*THE PROBLEM*: How many lines of the material below contain the string "text"? Answer with the number and nothing else.

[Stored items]
####################

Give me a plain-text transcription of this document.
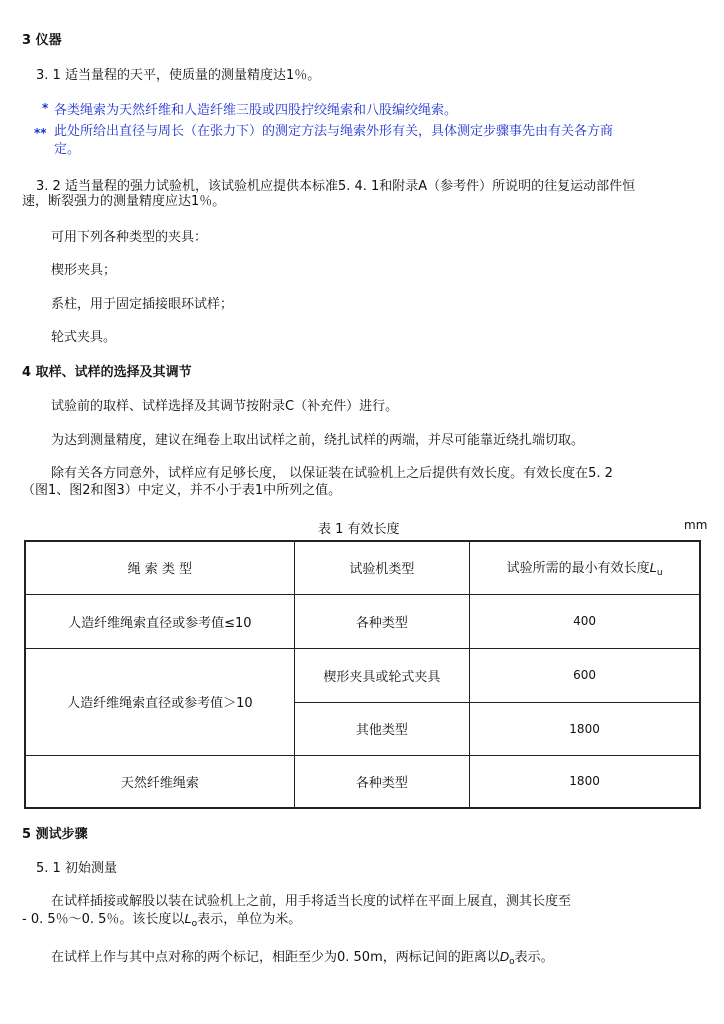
3 仪器
3. 1 适当量程的天平，使质量的测量精度达1％。
* 各类绳索为天然纤维和人造纤维三股或四股拧绞绳索和八股编绞绳索。
** 此处所给出直径与周长（在张力下）的测定方法与绳索外形有关，具体测定步骤事先由有关各方商
定。
3. 2 适当量程的强力试验机，该试验机应提供本标准5. 4. 1和附录A（参考件）所说明的往复运动部件恒
速，断裂强力的测量精度应达1％。
可用下列各种类型的夹具：
楔形夹具；
系柱，用于固定插接眼环试样；
轮式夹具。
4 取样、试样的选择及其调节
试验前的取样、试样选择及其调节按附录C（补充件）进行。
为达到测量精度，建议在绳卷上取出试样之前，绕扎试样的两端，并尽可能靠近绕扎端切取。
除有关各方同意外，试样应有足够长度， 以保证装在试验机上之后提供有效长度。有效长度在5. 2
（图1、图2和图3）中定义，并不小于表1中所列之值。
表 1 有效长度	mm
绳 索 类 型	试验机类型	试验所需的最小有效长度$L_u$
人造纤维绳索直径或参考值≤10	各种类型	400
人造纤维绳索直径或参考值＞10	楔形夹具或轮式夹具	600
	其他类型	1800
天然纤维绳索	各种类型	1800
5 测试步骤
5. 1 初始测量
在试样插接或解股以装在试验机上之前，用手将适当长度的试样在平面上展直，测其长度至
- 0. 5％～0. 5％。该长度以$L_o$表示，单位为米。
在试样上作与其中点对称的两个标记，相距至少为0. 50m，两标记间的距离以$D_o$表示。
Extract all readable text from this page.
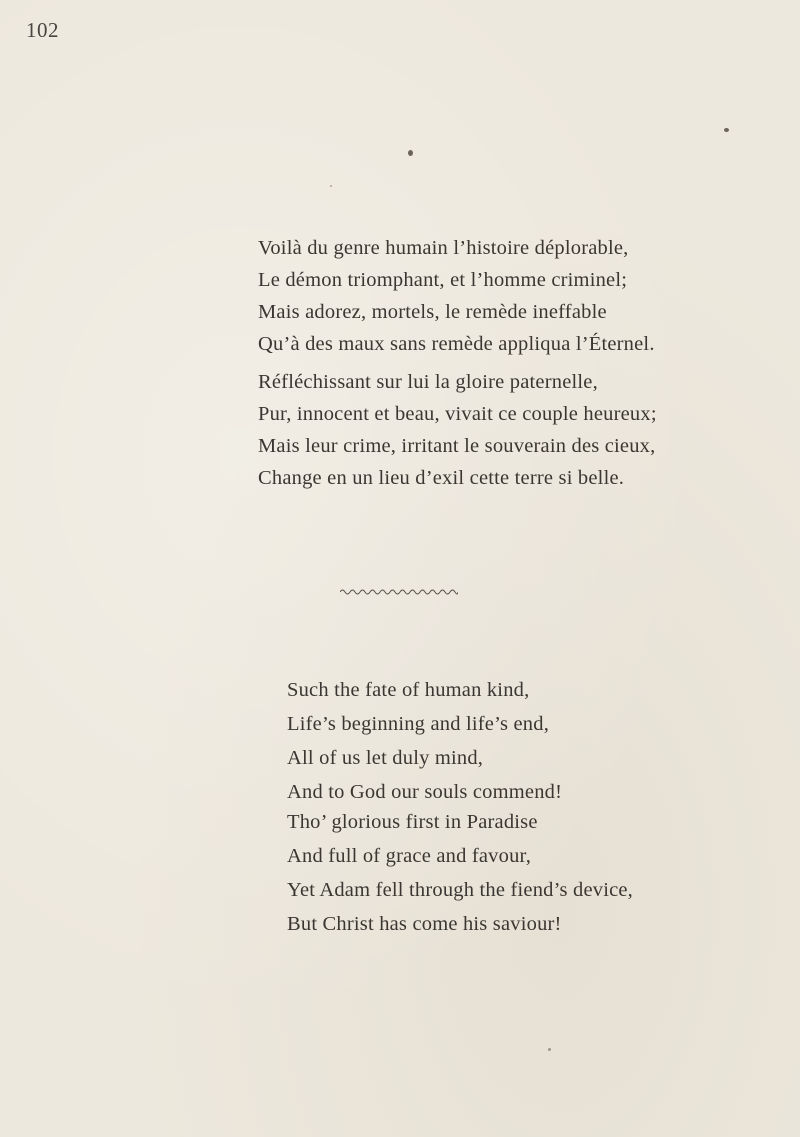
102
Voilà du genre humain l’histoire déplorable,
Le démon triomphant, et l’homme criminel;
Mais adorez, mortels, le remède ineffable
Qu’à des maux sans remède appliqua l’Éternel.
Réfléchissant sur lui la gloire paternelle,
Pur, innocent et beau, vivait ce couple heureux;
Mais leur crime, irritant le souverain des cieux,
Change en un lieu d’exil cette terre si belle.
Such the fate of human kind,
Life’s beginning and life’s end,
All of us let duly mind,
And to God our souls commend!
Tho’ glorious first in Paradise
And full of grace and favour,
Yet Adam fell through the fiend’s device,
But Christ has come his saviour!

####################

*SOLUTION TO THE EXERCISE*: 2